Work instructions: Pull out every line in the data that has the string "deceleration" in it.

(Collection entries)
□ □ □ □ □ □ □

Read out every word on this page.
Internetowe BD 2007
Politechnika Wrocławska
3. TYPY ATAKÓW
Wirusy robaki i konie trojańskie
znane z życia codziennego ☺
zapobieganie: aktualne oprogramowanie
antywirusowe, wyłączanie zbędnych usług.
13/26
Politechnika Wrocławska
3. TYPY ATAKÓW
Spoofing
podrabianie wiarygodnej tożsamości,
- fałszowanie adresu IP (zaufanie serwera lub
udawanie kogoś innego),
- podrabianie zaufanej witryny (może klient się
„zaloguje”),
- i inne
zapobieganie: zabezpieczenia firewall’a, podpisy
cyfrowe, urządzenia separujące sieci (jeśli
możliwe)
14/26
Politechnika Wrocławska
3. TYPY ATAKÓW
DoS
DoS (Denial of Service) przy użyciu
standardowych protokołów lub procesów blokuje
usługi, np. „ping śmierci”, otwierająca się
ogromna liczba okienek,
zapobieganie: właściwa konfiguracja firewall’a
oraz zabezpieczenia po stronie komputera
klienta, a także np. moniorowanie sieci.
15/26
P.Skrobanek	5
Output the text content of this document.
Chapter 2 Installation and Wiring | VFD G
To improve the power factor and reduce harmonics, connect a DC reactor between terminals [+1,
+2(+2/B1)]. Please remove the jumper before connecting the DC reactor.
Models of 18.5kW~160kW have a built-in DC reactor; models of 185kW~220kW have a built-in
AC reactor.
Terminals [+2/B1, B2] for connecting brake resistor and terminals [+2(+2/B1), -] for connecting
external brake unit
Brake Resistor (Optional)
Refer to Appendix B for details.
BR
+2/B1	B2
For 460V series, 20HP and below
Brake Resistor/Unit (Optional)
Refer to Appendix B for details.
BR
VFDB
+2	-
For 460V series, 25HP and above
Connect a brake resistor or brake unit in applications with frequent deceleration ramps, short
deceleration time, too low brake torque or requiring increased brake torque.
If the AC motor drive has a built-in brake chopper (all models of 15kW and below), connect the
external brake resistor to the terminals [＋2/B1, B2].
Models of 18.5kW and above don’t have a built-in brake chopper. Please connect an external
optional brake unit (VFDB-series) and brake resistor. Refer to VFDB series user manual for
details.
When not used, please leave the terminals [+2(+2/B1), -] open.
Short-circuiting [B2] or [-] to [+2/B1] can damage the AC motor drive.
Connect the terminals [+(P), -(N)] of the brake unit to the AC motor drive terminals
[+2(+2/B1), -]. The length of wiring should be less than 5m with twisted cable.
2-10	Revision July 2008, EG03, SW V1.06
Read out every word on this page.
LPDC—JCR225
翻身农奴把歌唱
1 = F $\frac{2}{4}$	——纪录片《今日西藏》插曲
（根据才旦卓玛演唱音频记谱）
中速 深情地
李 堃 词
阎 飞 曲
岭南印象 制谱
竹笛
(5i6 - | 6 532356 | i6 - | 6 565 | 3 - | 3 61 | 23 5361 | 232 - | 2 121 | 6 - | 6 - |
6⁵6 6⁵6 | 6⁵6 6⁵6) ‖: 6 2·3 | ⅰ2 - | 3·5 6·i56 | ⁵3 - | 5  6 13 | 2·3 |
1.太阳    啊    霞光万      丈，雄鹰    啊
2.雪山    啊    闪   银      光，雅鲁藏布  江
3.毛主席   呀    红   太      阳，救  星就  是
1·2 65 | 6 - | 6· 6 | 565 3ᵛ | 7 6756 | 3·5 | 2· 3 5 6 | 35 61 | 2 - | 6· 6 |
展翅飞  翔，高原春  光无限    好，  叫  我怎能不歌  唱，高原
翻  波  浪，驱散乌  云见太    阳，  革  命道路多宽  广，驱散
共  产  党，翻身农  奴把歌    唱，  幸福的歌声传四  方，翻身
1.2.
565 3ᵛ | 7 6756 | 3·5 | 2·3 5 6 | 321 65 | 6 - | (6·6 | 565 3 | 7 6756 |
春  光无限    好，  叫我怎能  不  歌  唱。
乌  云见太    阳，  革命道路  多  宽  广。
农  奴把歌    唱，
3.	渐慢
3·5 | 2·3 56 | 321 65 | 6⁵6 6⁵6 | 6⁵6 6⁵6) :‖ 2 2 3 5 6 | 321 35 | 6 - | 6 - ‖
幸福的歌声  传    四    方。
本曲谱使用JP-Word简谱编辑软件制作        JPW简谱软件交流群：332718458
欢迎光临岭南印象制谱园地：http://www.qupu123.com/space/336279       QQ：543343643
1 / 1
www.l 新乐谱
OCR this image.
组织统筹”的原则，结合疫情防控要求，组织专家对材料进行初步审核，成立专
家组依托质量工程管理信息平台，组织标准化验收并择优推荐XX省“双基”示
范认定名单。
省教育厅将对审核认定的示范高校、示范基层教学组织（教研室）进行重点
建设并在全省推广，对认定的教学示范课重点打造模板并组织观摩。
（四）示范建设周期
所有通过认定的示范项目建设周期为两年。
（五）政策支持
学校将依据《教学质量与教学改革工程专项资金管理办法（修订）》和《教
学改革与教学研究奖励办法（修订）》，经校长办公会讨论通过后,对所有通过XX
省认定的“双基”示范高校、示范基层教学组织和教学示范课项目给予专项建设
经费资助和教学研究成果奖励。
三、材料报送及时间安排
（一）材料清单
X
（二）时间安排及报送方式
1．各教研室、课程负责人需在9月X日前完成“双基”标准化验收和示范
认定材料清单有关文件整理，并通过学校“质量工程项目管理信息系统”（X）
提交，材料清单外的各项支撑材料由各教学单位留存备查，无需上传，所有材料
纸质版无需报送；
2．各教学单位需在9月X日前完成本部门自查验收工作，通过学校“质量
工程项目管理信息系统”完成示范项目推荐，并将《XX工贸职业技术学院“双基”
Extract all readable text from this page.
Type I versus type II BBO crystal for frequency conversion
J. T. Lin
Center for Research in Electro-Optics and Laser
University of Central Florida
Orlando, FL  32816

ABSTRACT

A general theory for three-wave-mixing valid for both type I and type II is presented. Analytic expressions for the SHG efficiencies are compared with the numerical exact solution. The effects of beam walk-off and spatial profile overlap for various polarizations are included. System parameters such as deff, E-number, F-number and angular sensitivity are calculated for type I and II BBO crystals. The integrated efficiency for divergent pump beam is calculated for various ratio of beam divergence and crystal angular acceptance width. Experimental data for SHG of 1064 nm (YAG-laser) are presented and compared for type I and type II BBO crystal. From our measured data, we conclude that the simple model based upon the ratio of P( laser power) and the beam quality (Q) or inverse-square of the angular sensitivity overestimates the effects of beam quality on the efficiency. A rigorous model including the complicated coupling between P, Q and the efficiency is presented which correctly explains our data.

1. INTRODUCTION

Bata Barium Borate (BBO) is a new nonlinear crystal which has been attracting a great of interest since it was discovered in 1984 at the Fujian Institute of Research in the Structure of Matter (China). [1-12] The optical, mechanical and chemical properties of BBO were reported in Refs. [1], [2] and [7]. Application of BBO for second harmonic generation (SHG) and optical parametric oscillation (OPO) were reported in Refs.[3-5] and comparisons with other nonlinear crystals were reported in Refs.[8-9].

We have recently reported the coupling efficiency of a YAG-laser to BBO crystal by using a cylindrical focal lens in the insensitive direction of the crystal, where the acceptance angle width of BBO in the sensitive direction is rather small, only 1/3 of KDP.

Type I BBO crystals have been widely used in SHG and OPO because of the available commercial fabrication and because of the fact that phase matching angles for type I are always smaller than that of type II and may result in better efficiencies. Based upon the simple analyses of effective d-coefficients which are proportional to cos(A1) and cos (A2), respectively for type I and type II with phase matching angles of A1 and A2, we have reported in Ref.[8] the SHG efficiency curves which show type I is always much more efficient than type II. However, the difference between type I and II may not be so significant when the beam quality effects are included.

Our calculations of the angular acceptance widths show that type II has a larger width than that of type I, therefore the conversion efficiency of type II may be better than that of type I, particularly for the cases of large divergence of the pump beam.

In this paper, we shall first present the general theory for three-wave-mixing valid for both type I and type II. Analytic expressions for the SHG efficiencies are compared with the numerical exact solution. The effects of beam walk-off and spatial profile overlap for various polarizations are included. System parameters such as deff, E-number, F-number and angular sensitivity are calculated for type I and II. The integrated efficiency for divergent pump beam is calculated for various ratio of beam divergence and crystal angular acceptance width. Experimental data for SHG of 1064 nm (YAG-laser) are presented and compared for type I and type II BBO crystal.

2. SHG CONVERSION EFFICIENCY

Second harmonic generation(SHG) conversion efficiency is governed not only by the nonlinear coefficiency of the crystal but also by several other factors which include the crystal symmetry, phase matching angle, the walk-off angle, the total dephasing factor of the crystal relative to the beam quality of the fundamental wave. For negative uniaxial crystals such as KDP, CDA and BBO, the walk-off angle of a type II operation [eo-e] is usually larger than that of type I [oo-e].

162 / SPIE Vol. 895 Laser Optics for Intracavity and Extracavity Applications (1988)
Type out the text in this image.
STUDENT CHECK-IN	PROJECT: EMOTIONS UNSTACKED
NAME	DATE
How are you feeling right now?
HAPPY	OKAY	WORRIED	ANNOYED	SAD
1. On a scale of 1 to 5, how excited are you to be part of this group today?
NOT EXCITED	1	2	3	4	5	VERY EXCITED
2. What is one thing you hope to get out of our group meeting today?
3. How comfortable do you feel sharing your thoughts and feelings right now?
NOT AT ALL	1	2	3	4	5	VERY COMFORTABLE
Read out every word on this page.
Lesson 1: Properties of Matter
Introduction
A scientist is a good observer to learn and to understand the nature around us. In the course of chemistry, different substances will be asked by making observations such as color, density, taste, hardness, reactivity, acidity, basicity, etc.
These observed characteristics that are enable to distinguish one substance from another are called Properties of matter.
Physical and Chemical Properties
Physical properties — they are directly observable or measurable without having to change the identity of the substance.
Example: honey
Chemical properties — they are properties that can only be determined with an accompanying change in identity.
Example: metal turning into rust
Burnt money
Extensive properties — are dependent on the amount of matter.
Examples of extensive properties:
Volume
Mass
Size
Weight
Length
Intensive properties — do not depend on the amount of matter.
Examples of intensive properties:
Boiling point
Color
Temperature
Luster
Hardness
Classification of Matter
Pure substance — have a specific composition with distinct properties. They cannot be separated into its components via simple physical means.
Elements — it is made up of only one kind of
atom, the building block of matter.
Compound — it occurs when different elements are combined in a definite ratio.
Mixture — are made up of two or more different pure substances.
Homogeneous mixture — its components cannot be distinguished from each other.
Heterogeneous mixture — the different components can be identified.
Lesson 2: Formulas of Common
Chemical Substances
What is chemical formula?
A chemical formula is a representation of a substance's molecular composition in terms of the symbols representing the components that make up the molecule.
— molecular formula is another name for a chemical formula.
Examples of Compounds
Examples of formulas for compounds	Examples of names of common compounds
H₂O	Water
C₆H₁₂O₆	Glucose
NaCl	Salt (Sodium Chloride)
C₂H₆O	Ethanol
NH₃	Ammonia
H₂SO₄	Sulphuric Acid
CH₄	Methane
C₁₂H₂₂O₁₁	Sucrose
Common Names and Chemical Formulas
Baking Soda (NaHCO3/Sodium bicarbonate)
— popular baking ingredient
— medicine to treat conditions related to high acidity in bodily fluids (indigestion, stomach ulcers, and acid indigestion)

□ □ □ □ □ □ □

Answer for this exercise:
Connect a brake resistor or brake unit in applications with frequent deceleration ramps, short
deceleration time, too low brake torque or requiring increased brake torque.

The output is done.